RECORDS FOR PROCESSING:

-- begin --

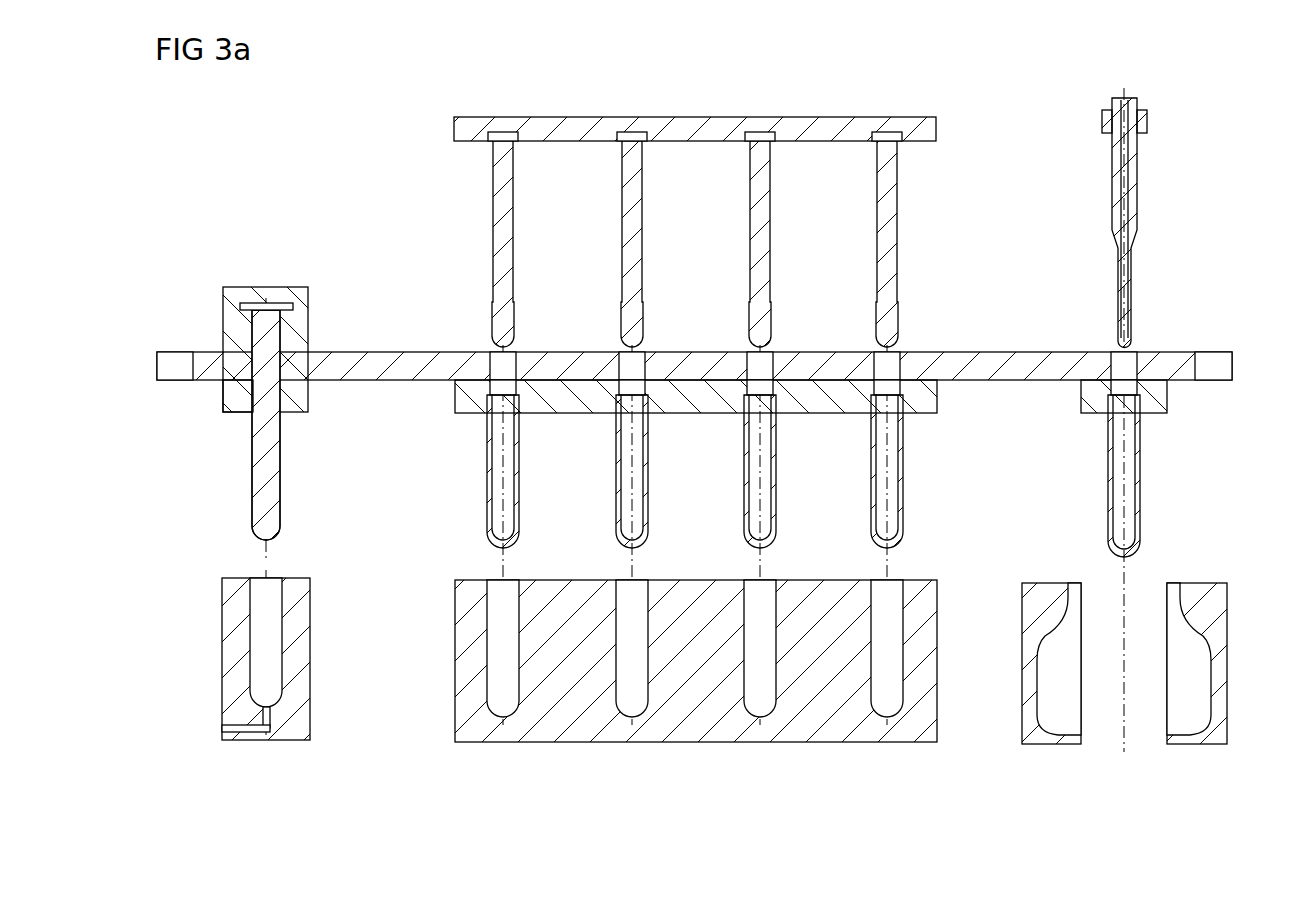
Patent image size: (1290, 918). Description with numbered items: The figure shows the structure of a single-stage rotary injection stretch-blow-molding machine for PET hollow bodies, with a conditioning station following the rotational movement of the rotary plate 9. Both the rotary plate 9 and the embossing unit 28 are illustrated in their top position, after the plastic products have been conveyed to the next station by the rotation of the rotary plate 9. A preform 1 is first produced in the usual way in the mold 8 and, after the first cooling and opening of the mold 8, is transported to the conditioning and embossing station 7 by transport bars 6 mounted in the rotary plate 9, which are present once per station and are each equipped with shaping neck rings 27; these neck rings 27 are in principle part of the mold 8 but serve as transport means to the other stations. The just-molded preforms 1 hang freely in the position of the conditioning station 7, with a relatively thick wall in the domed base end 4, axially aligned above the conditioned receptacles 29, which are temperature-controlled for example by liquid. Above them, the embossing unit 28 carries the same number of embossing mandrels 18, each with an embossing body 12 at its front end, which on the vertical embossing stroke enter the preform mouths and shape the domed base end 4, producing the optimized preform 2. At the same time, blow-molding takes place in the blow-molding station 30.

The preform 1 is at (892, 515).
The preform 2 is at (1128, 506).
The domed base end 4 is at (491, 528).
The transport bars 6 is at (1097, 400).
The conditioning and embossing station 7 is at (912, 713).
The mold 8 is at (240, 392).
The rotary plate 9 is at (402, 366).
The embossing body 12 is at (631, 322).
The embossing mandrels 18 is at (757, 214).
The neck rings 27 is at (230, 404).
The embossing unit 28 is at (927, 131).
The conditioning receptacles 29 is at (478, 718).
The blow-molding station 30 is at (1071, 722).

-- end --

DIRECTIONS: Could you copy out every entry above word for word, leaving out the pictures?

RESULT OF THE EXERCISE:
Patent image size: (1290, 918). Description with numbered items: The figure shows the structure of a single-stage rotary injection stretch-blow-molding machine for PET hollow bodies, with a conditioning station following the rotational movement of the rotary plate 9. Both the rotary plate 9 and the embossing unit 28 are illustrated in their top position, after the plastic products have been conveyed to the next station by the rotation of the rotary plate 9. A preform 1 is first produced in the usual way in the mold 8 and, after the first cooling and opening of the mold 8, is transported to the conditioning and embossing station 7 by transport bars 6 mounted in the rotary plate 9, which are present once per station and are each equipped with shaping neck rings 27; these neck rings 27 are in principle part of the mold 8 but serve as transport means to the other stations. The just-molded preforms 1 hang freely in the position of the conditioning station 7, with a relatively thick wall in the domed base end 4, axially aligned above the conditioned receptacles 29, which are temperature-controlled for example by liquid. Above them, the embossing unit 28 carries the same number of embossing mandrels 18, each with an embossing body 12 at its front end, which on the vertical embossing stroke enter the preform mouths and shape the domed base end 4, producing the optimized preform 2. At the same time, blow-molding takes place in the blow-molding station 30.

The preform 1 is at (892, 515).
The preform 2 is at (1128, 506).
The domed base end 4 is at (491, 528).
The transport bars 6 is at (1097, 400).
The conditioning and embossing station 7 is at (912, 713).
The mold 8 is at (240, 392).
The rotary plate 9 is at (402, 366).
The embossing body 12 is at (631, 322).
The embossing mandrels 18 is at (757, 214).
The neck rings 27 is at (230, 404).
The embossing unit 28 is at (927, 131).
The conditioning receptacles 29 is at (478, 718).
The blow-molding station 30 is at (1071, 722).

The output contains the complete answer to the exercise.